- _SUPPLIED MATERIAL_
• • •

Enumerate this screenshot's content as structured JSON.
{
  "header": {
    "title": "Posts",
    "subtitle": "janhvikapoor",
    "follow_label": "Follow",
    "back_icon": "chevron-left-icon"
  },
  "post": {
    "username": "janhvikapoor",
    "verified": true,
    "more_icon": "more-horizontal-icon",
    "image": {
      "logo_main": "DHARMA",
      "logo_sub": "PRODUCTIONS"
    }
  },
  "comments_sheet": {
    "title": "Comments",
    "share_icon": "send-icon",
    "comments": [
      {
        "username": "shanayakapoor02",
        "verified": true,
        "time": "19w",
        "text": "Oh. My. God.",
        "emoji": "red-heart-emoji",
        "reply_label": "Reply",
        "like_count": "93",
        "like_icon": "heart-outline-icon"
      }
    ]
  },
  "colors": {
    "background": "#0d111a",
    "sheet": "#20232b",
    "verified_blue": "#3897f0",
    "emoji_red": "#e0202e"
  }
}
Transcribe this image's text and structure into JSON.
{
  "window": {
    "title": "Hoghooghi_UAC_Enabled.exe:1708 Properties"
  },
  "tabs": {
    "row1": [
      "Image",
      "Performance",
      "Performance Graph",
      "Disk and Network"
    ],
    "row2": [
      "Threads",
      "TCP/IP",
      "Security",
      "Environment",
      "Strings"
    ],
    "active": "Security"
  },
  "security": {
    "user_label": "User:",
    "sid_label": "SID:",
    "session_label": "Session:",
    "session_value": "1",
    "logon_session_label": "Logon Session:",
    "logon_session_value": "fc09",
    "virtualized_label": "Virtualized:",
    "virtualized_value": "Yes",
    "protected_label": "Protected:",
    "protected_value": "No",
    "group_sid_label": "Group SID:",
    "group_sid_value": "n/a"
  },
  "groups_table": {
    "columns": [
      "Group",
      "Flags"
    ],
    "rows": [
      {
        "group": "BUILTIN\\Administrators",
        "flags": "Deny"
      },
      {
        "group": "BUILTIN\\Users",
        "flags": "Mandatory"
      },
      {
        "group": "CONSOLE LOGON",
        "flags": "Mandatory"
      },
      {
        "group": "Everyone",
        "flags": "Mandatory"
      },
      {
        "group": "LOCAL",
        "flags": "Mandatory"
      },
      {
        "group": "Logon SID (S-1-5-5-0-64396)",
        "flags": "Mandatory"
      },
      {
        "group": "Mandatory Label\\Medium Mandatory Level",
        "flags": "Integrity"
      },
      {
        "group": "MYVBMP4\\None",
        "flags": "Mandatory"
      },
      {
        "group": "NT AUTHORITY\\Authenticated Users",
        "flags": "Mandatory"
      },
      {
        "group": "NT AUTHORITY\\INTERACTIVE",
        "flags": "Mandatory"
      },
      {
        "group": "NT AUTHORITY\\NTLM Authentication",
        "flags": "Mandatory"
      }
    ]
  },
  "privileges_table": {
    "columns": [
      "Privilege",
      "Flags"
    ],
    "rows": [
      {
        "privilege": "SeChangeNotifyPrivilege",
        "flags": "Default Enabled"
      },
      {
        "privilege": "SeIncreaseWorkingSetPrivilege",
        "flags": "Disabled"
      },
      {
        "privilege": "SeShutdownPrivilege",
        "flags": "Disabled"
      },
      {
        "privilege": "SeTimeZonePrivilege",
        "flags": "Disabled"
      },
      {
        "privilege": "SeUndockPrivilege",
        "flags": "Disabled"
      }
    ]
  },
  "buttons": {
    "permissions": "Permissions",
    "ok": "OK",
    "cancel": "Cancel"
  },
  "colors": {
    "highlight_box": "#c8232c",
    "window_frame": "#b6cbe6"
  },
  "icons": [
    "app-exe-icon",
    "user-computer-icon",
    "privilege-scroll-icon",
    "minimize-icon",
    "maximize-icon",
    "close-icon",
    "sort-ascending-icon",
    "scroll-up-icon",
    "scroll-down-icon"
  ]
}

• • •

Tally the lines in this data that hold the word "Users" and state only the count.

2